Objective
Quote the records word for word, from their first line up to and including the line with "point — [263, 294, 270, 301]".

Records supplied
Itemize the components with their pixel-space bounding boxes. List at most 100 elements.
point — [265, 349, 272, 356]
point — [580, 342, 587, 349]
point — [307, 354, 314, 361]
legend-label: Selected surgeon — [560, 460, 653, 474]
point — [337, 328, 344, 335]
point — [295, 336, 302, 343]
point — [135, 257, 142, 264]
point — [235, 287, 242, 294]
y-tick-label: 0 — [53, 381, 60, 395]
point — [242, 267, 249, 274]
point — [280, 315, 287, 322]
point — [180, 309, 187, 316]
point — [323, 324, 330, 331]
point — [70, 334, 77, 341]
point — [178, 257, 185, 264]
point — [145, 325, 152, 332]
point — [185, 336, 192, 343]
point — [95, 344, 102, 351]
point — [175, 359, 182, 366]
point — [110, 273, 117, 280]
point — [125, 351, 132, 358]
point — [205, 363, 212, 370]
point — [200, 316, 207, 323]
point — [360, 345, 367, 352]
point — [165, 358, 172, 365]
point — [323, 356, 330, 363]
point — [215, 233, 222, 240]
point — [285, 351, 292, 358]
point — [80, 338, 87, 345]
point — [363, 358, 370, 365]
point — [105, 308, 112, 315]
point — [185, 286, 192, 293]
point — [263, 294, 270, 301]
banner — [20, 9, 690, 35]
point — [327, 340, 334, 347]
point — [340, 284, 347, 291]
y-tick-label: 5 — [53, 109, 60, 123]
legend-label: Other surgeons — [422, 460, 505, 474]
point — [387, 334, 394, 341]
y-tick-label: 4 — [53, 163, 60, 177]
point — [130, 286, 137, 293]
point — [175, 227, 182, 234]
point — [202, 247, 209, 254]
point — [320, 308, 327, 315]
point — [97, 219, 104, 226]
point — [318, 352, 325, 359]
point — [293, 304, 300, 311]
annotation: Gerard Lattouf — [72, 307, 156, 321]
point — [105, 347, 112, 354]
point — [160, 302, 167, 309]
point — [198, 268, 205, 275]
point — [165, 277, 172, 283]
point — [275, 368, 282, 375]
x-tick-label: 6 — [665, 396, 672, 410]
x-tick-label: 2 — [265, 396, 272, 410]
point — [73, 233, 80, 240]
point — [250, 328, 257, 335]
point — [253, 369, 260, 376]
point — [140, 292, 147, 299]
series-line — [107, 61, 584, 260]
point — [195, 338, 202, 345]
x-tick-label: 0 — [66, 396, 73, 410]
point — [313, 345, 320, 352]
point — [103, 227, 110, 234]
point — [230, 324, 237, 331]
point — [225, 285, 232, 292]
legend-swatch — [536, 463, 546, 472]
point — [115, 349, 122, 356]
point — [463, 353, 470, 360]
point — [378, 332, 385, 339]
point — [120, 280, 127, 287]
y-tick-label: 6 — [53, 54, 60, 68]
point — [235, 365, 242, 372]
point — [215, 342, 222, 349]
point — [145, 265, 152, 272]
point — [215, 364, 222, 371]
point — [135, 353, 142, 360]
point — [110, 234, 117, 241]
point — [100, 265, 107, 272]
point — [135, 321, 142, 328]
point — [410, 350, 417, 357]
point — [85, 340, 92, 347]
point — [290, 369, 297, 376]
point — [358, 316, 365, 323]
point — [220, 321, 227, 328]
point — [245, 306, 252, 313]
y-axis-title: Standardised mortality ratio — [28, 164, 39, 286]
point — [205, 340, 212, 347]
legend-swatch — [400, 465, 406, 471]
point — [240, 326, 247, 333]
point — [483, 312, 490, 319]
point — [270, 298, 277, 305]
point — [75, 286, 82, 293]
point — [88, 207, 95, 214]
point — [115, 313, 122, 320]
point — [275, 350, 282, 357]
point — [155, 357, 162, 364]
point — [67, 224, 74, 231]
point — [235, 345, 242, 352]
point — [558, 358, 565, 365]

Written solution
Itemize the components with their pixel-space bounding boxes. List at most 100 elements.
point — [265, 349, 272, 356]
point — [580, 342, 587, 349]
point — [307, 354, 314, 361]
legend-label: Selected surgeon — [560, 460, 653, 474]
point — [337, 328, 344, 335]
point — [295, 336, 302, 343]
point — [135, 257, 142, 264]
point — [235, 287, 242, 294]
y-tick-label: 0 — [53, 381, 60, 395]
point — [242, 267, 249, 274]
point — [280, 315, 287, 322]
point — [180, 309, 187, 316]
point — [323, 324, 330, 331]
point — [70, 334, 77, 341]
point — [178, 257, 185, 264]
point — [145, 325, 152, 332]
point — [185, 336, 192, 343]
point — [95, 344, 102, 351]
point — [175, 359, 182, 366]
point — [110, 273, 117, 280]
point — [125, 351, 132, 358]
point — [205, 363, 212, 370]
point — [200, 316, 207, 323]
point — [360, 345, 367, 352]
point — [165, 358, 172, 365]
point — [323, 356, 330, 363]
point — [215, 233, 222, 240]
point — [285, 351, 292, 358]
point — [80, 338, 87, 345]
point — [363, 358, 370, 365]
point — [105, 308, 112, 315]
point — [185, 286, 192, 293]
point — [263, 294, 270, 301]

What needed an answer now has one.